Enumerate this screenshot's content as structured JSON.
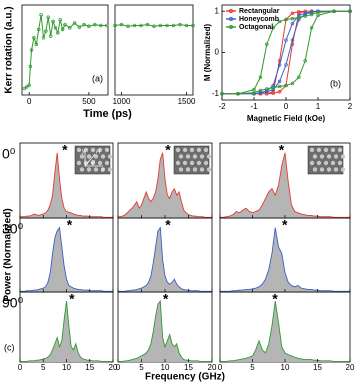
{
  "chart_data": [
    {
      "type": "line",
      "color": "#2e9a2e",
      "ylabel": "Kerr rotation (a.u.)",
      "xlabel": "Time (ps)",
      "annotation": "(a)",
      "x": [
        -40,
        -20,
        0,
        10,
        20,
        40,
        60,
        80,
        100,
        120,
        140,
        160,
        180,
        200,
        220,
        240,
        260,
        280,
        300,
        340,
        380,
        420,
        460,
        500,
        550,
        600,
        650
      ],
      "values": [
        0.08,
        0.1,
        0.12,
        0.35,
        0.55,
        0.7,
        0.62,
        0.8,
        0.98,
        0.7,
        0.78,
        0.95,
        0.72,
        0.9,
        0.82,
        0.76,
        0.92,
        0.8,
        0.86,
        0.82,
        0.88,
        0.83,
        0.86,
        0.84,
        0.86,
        0.85,
        0.85
      ],
      "xlim": [
        -60,
        660
      ],
      "xticks": [
        0,
        500
      ],
      "ylim": [
        0,
        1.1
      ]
    },
    {
      "type": "line",
      "color": "#2e9a2e",
      "x": [
        950,
        1000,
        1050,
        1100,
        1150,
        1200,
        1250,
        1300,
        1350,
        1400,
        1450,
        1500,
        1550
      ],
      "values": [
        0.85,
        0.86,
        0.84,
        0.85,
        0.85,
        0.86,
        0.84,
        0.85,
        0.85,
        0.85,
        0.86,
        0.85,
        0.85
      ],
      "xlim": [
        950,
        1550
      ],
      "xticks": [
        1000,
        1500
      ],
      "ylim": [
        0,
        1.1
      ]
    },
    {
      "type": "line",
      "ylabel": "M (Normalized)",
      "xlabel": "Magnetic Field (kOe)",
      "annotation": "(b)",
      "legend": "upper left",
      "x": [
        2,
        1.5,
        1,
        0.8,
        0.6,
        0.4,
        0.2,
        0,
        -0.2,
        -0.4,
        -0.6,
        -0.8,
        -1,
        -1.5,
        -2,
        -1.5,
        -1,
        -0.8,
        -0.6,
        -0.4,
        -0.2,
        0,
        0.2,
        0.4,
        0.6,
        0.8,
        1,
        1.5,
        2
      ],
      "series": [
        {
          "name": "Rectangular",
          "color": "#e8392b",
          "values": [
            1,
            1,
            1,
            1,
            1,
            0.99,
            0.95,
            0.8,
            -0.2,
            -0.95,
            -1,
            -1,
            -1,
            -1,
            -1,
            -1,
            -1,
            -1,
            -1,
            -0.99,
            -0.95,
            -0.8,
            0.2,
            0.95,
            1,
            1,
            1,
            1,
            1
          ]
        },
        {
          "name": "Honeycomb",
          "color": "#3a5fcd",
          "values": [
            1,
            1,
            1,
            0.98,
            0.95,
            0.9,
            0.7,
            0.3,
            -0.3,
            -0.8,
            -0.93,
            -0.97,
            -1,
            -1,
            -1,
            -1,
            -1,
            -0.98,
            -0.95,
            -0.9,
            -0.7,
            -0.3,
            0.3,
            0.8,
            0.93,
            0.97,
            1,
            1,
            1
          ]
        },
        {
          "name": "Octagonal",
          "color": "#2e9a2e",
          "values": [
            1,
            1,
            0.97,
            0.92,
            0.88,
            0.85,
            0.82,
            0.8,
            0.75,
            0.6,
            0.2,
            -0.6,
            -0.9,
            -1,
            -1,
            -1,
            -0.97,
            -0.92,
            -0.88,
            -0.85,
            -0.82,
            -0.8,
            -0.75,
            -0.6,
            -0.2,
            0.6,
            0.9,
            1,
            1
          ]
        }
      ],
      "xlim": [
        -2,
        2
      ],
      "xticks": [
        -2,
        -1,
        0,
        1,
        2
      ],
      "ylim": [
        -1.15,
        1.15
      ],
      "yticks": [
        -1,
        0,
        1
      ]
    },
    {
      "type": "area",
      "xlabel": "Frequency (GHz)",
      "ylabel": "Power (Normalized)",
      "annotation": "(c)",
      "fill": "#b5b5b5",
      "row_labels": [
        "0⁰",
        "30⁰",
        "90⁰"
      ],
      "inset_labels": [
        "y",
        "H",
        "φ",
        "x"
      ],
      "x": [
        0,
        0.5,
        1,
        1.5,
        2,
        2.5,
        3,
        3.5,
        4,
        4.5,
        5,
        5.5,
        6,
        6.5,
        7,
        7.5,
        8,
        8.5,
        9,
        9.5,
        10,
        10.5,
        11,
        11.5,
        12,
        12.5,
        13,
        13.5,
        14,
        14.5,
        15,
        15.5,
        16,
        16.5,
        17,
        17.5,
        18,
        18.5,
        19,
        19.5,
        20
      ],
      "xlim": [
        0,
        20
      ],
      "xticks": [
        0,
        5,
        10,
        15,
        20
      ],
      "ylim": [
        0,
        1.15
      ],
      "panels": [
        [
          {
            "color": "#e8392b",
            "star": {
              "text": "*",
              "x": 9
            },
            "values": [
              0.02,
              0.02,
              0.02,
              0.03,
              0.03,
              0.04,
              0.06,
              0.05,
              0.04,
              0.05,
              0.06,
              0.08,
              0.12,
              0.2,
              0.35,
              0.7,
              1.0,
              0.6,
              0.3,
              0.15,
              0.1,
              0.09,
              0.08,
              0.06,
              0.05,
              0.04,
              0.04,
              0.03,
              0.03,
              0.03,
              0.02,
              0.02,
              0.02,
              0.02,
              0.02,
              0.02,
              0.01,
              0.01,
              0.01,
              0.01,
              0.01
            ]
          },
          {
            "color": "#e8392b",
            "star": {
              "text": "*",
              "x": 10
            },
            "values": [
              0.02,
              0.02,
              0.03,
              0.05,
              0.08,
              0.12,
              0.15,
              0.2,
              0.25,
              0.15,
              0.2,
              0.3,
              0.4,
              0.3,
              0.25,
              0.3,
              0.4,
              0.6,
              0.9,
              1.0,
              0.6,
              0.35,
              0.3,
              0.4,
              0.45,
              0.35,
              0.4,
              0.25,
              0.12,
              0.08,
              0.05,
              0.04,
              0.03,
              0.03,
              0.02,
              0.02,
              0.02,
              0.01,
              0.01,
              0.01,
              0.01
            ]
          },
          {
            "color": "#e8392b",
            "star": {
              "text": "*",
              "x": 9
            },
            "values": [
              0.01,
              0.01,
              0.02,
              0.03,
              0.05,
              0.1,
              0.08,
              0.12,
              0.15,
              0.1,
              0.08,
              0.1,
              0.12,
              0.2,
              0.3,
              0.4,
              0.45,
              0.35,
              0.5,
              0.8,
              1.0,
              0.55,
              0.2,
              0.1,
              0.08,
              0.06,
              0.05,
              0.04,
              0.04,
              0.03,
              0.03,
              0.02,
              0.02,
              0.02,
              0.02,
              0.01,
              0.01,
              0.01,
              0.01,
              0.01,
              0.01
            ]
          }
        ],
        [
          {
            "color": "#3a5fcd",
            "star": {
              "text": "*",
              "x": 10
            },
            "values": [
              0.01,
              0.01,
              0.01,
              0.02,
              0.02,
              0.02,
              0.03,
              0.03,
              0.04,
              0.05,
              0.06,
              0.08,
              0.15,
              0.3,
              0.6,
              0.85,
              0.95,
              1.0,
              0.7,
              0.4,
              0.2,
              0.1,
              0.08,
              0.06,
              0.05,
              0.04,
              0.04,
              0.03,
              0.03,
              0.03,
              0.02,
              0.02,
              0.02,
              0.02,
              0.02,
              0.02,
              0.01,
              0.01,
              0.01,
              0.01,
              0.01
            ]
          },
          {
            "color": "#3a5fcd",
            "star": {
              "text": "*",
              "x": 10
            },
            "values": [
              0.01,
              0.01,
              0.01,
              0.01,
              0.02,
              0.02,
              0.03,
              0.03,
              0.04,
              0.05,
              0.06,
              0.08,
              0.1,
              0.15,
              0.25,
              0.45,
              0.7,
              0.95,
              1.0,
              0.5,
              0.25,
              0.15,
              0.12,
              0.15,
              0.2,
              0.12,
              0.08,
              0.05,
              0.04,
              0.03,
              0.03,
              0.02,
              0.02,
              0.02,
              0.02,
              0.01,
              0.01,
              0.01,
              0.01,
              0.01,
              0.01
            ]
          },
          {
            "color": "#3a5fcd",
            "star": {
              "text": "*",
              "x": 9.5
            },
            "values": [
              0.01,
              0.01,
              0.01,
              0.01,
              0.02,
              0.02,
              0.03,
              0.03,
              0.04,
              0.04,
              0.05,
              0.06,
              0.08,
              0.12,
              0.2,
              0.35,
              0.6,
              1.0,
              0.7,
              0.6,
              0.3,
              0.15,
              0.1,
              0.08,
              0.1,
              0.06,
              0.05,
              0.04,
              0.04,
              0.03,
              0.03,
              0.02,
              0.02,
              0.02,
              0.02,
              0.01,
              0.01,
              0.01,
              0.01,
              0.01,
              0.01
            ]
          }
        ],
        [
          {
            "color": "#2e9a2e",
            "star": {
              "text": "*",
              "x": 10.5
            },
            "values": [
              0.01,
              0.01,
              0.01,
              0.01,
              0.02,
              0.02,
              0.02,
              0.03,
              0.03,
              0.04,
              0.05,
              0.06,
              0.08,
              0.12,
              0.2,
              0.3,
              0.4,
              0.25,
              0.35,
              0.7,
              1.0,
              0.6,
              0.25,
              0.2,
              0.3,
              0.15,
              0.08,
              0.05,
              0.04,
              0.03,
              0.03,
              0.02,
              0.02,
              0.02,
              0.02,
              0.01,
              0.01,
              0.01,
              0.01,
              0.01,
              0.01
            ]
          },
          {
            "color": "#2e9a2e",
            "star": {
              "text": "*",
              "x": 9.5
            },
            "values": [
              0.01,
              0.01,
              0.01,
              0.02,
              0.02,
              0.03,
              0.04,
              0.05,
              0.06,
              0.08,
              0.1,
              0.12,
              0.15,
              0.2,
              0.3,
              0.5,
              0.75,
              0.95,
              1.0,
              0.4,
              0.25,
              0.35,
              0.45,
              0.3,
              0.25,
              0.3,
              0.15,
              0.08,
              0.04,
              0.03,
              0.03,
              0.02,
              0.02,
              0.02,
              0.02,
              0.01,
              0.01,
              0.01,
              0.01,
              0.01,
              0.01
            ]
          },
          {
            "color": "#2e9a2e",
            "star": {
              "text": "*",
              "x": 8
            },
            "values": [
              0.01,
              0.01,
              0.01,
              0.02,
              0.02,
              0.03,
              0.04,
              0.05,
              0.06,
              0.08,
              0.1,
              0.2,
              0.35,
              0.2,
              0.15,
              0.3,
              0.6,
              1.0,
              0.65,
              0.25,
              0.15,
              0.12,
              0.1,
              0.08,
              0.06,
              0.05,
              0.04,
              0.04,
              0.04,
              0.03,
              0.03,
              0.02,
              0.02,
              0.02,
              0.02,
              0.01,
              0.01,
              0.01,
              0.01,
              0.01,
              0.01
            ]
          }
        ]
      ]
    }
  ]
}
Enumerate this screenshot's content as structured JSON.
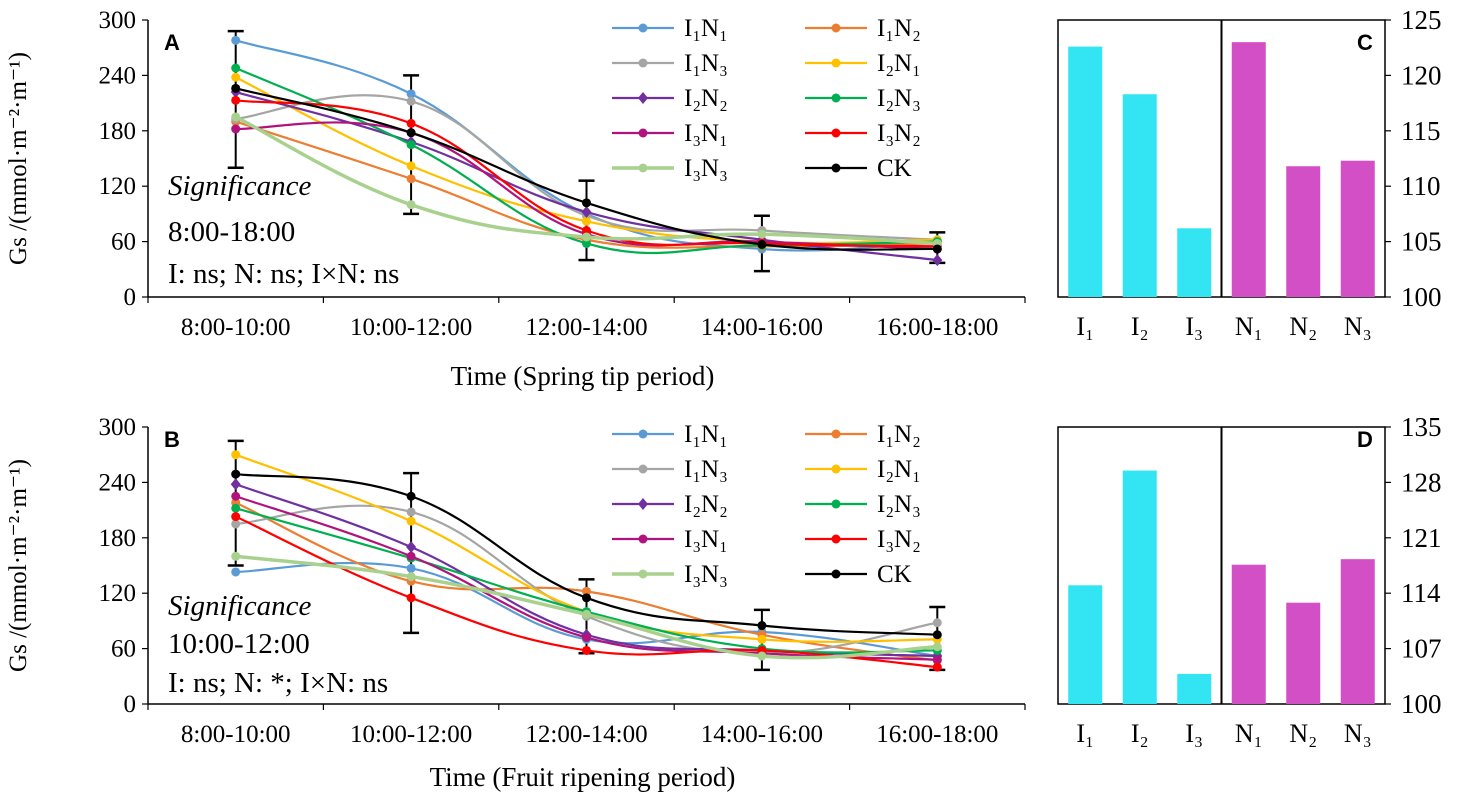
{
  "chart_data": [
    {
      "id": "A",
      "type": "line",
      "panel_label": "A",
      "xlabel": "Time (Spring tip period)",
      "ylabel": "Gs /(mmol·m⁻²·m⁻¹)",
      "categories": [
        "8:00-10:00",
        "10:00-12:00",
        "12:00-14:00",
        "14:00-16:00",
        "16:00-18:00"
      ],
      "ylim": [
        0,
        300
      ],
      "yticks": [
        0,
        60,
        120,
        180,
        240,
        300
      ],
      "annotation": {
        "title": "Significance",
        "period": "8:00-18:00",
        "stats": "I: ns; N: ns; I×N: ns"
      },
      "legend_position": "top-right",
      "series": [
        {
          "name": "I₁N₁",
          "color": "#5B9BD5",
          "marker": "circle",
          "values": [
            278,
            220,
            90,
            52,
            60
          ]
        },
        {
          "name": "I₁N₂",
          "color": "#ED7D31",
          "marker": "circle",
          "values": [
            190,
            128,
            62,
            55,
            58
          ]
        },
        {
          "name": "I₁N₃",
          "color": "#A5A5A5",
          "marker": "circle",
          "values": [
            193,
            212,
            88,
            72,
            62
          ]
        },
        {
          "name": "I₂N₁",
          "color": "#FFC000",
          "marker": "circle",
          "values": [
            238,
            142,
            82,
            60,
            62
          ]
        },
        {
          "name": "I₂N₂",
          "color": "#7030A0",
          "marker": "diamond",
          "values": [
            222,
            168,
            92,
            62,
            40
          ]
        },
        {
          "name": "I₂N₃",
          "color": "#00B050",
          "marker": "circle",
          "values": [
            248,
            165,
            58,
            56,
            60
          ]
        },
        {
          "name": "I₃N₁",
          "color": "#B0137D",
          "marker": "circle",
          "values": [
            182,
            178,
            68,
            60,
            52
          ]
        },
        {
          "name": "I₃N₂",
          "color": "#FF0000",
          "marker": "circle",
          "values": [
            213,
            188,
            72,
            58,
            55
          ]
        },
        {
          "name": "I₃N₃",
          "color": "#A9D18E",
          "marker": "circle",
          "values": [
            195,
            100,
            65,
            68,
            58
          ]
        },
        {
          "name": "CK",
          "color": "#000000",
          "marker": "circle",
          "values": [
            226,
            178,
            102,
            57,
            52
          ]
        }
      ],
      "error_bars": [
        {
          "x": "8:00-10:00",
          "low": 140,
          "high": 288
        },
        {
          "x": "10:00-12:00",
          "low": 90,
          "high": 240
        },
        {
          "x": "12:00-14:00",
          "low": 40,
          "high": 126
        },
        {
          "x": "14:00-16:00",
          "low": 28,
          "high": 88
        },
        {
          "x": "16:00-18:00",
          "low": 37,
          "high": 70
        }
      ]
    },
    {
      "id": "B",
      "type": "line",
      "panel_label": "B",
      "xlabel": "Time (Fruit ripening period)",
      "ylabel": "Gs /(mmol·m⁻²·m⁻¹)",
      "categories": [
        "8:00-10:00",
        "10:00-12:00",
        "12:00-14:00",
        "14:00-16:00",
        "16:00-18:00"
      ],
      "ylim": [
        0,
        300
      ],
      "yticks": [
        0,
        60,
        120,
        180,
        240,
        300
      ],
      "annotation": {
        "title": "Significance",
        "period": "10:00-12:00",
        "stats": "I: ns; N: *; I×N: ns"
      },
      "legend_position": "top-right",
      "series": [
        {
          "name": "I₁N₁",
          "color": "#5B9BD5",
          "marker": "circle",
          "values": [
            143,
            147,
            70,
            78,
            52
          ]
        },
        {
          "name": "I₁N₂",
          "color": "#ED7D31",
          "marker": "circle",
          "values": [
            218,
            133,
            122,
            75,
            47
          ]
        },
        {
          "name": "I₁N₃",
          "color": "#A5A5A5",
          "marker": "circle",
          "values": [
            195,
            208,
            95,
            55,
            88
          ]
        },
        {
          "name": "I₂N₁",
          "color": "#FFC000",
          "marker": "circle",
          "values": [
            270,
            198,
            100,
            70,
            70
          ]
        },
        {
          "name": "I₂N₂",
          "color": "#7030A0",
          "marker": "diamond",
          "values": [
            238,
            170,
            75,
            58,
            52
          ]
        },
        {
          "name": "I₂N₃",
          "color": "#00B050",
          "marker": "circle",
          "values": [
            212,
            158,
            100,
            60,
            58
          ]
        },
        {
          "name": "I₃N₁",
          "color": "#B0137D",
          "marker": "circle",
          "values": [
            225,
            160,
            72,
            55,
            48
          ]
        },
        {
          "name": "I₃N₂",
          "color": "#FF0000",
          "marker": "circle",
          "values": [
            203,
            115,
            58,
            58,
            40
          ]
        },
        {
          "name": "I₃N₃",
          "color": "#A9D18E",
          "marker": "circle",
          "values": [
            160,
            138,
            97,
            52,
            62
          ]
        },
        {
          "name": "CK",
          "color": "#000000",
          "marker": "circle",
          "values": [
            249,
            225,
            115,
            85,
            75
          ]
        }
      ],
      "error_bars": [
        {
          "x": "8:00-10:00",
          "low": 150,
          "high": 285
        },
        {
          "x": "10:00-12:00",
          "low": 77,
          "high": 250
        },
        {
          "x": "12:00-14:00",
          "low": 55,
          "high": 135
        },
        {
          "x": "14:00-16:00",
          "low": 37,
          "high": 102
        },
        {
          "x": "16:00-18:00",
          "low": 37,
          "high": 105
        }
      ]
    },
    {
      "id": "C",
      "type": "bar",
      "panel_label": "C",
      "categories": [
        "I₁",
        "I₂",
        "I₃",
        "N₁",
        "N₂",
        "N₃"
      ],
      "values": [
        122.6,
        118.3,
        106.2,
        123.0,
        111.8,
        112.3
      ],
      "colors": [
        "#33E4F2",
        "#33E4F2",
        "#33E4F2",
        "#D24FC6",
        "#D24FC6",
        "#D24FC6"
      ],
      "ylim": [
        100,
        125
      ],
      "yticks": [
        100,
        105,
        110,
        115,
        120,
        125
      ],
      "yaxis_side": "right",
      "divider_between": [
        "I₃",
        "N₁"
      ]
    },
    {
      "id": "D",
      "type": "bar",
      "panel_label": "D",
      "categories": [
        "I₁",
        "I₂",
        "I₃",
        "N₁",
        "N₂",
        "N₃"
      ],
      "values": [
        115.0,
        129.5,
        103.8,
        117.6,
        112.8,
        118.3
      ],
      "colors": [
        "#33E4F2",
        "#33E4F2",
        "#33E4F2",
        "#D24FC6",
        "#D24FC6",
        "#D24FC6"
      ],
      "ylim": [
        100,
        135
      ],
      "yticks": [
        100,
        107,
        114,
        121,
        128,
        135
      ],
      "yaxis_side": "right",
      "divider_between": [
        "I₃",
        "N₁"
      ]
    }
  ]
}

→ **Exercise brief**
Keep only the lines that hold the string "ylabel", and copy them out.

→ **Output**
      "ylabel": "Kerr rotation (a.u.)",
      "ylabel": "M (Normalized)",
      "ylabel": "Power (Normalized)",
      "ylabel": "Gs /(mmol·m⁻²·m⁻¹)",
      "ylabel": "Gs /(mmol·m⁻²·m⁻¹)",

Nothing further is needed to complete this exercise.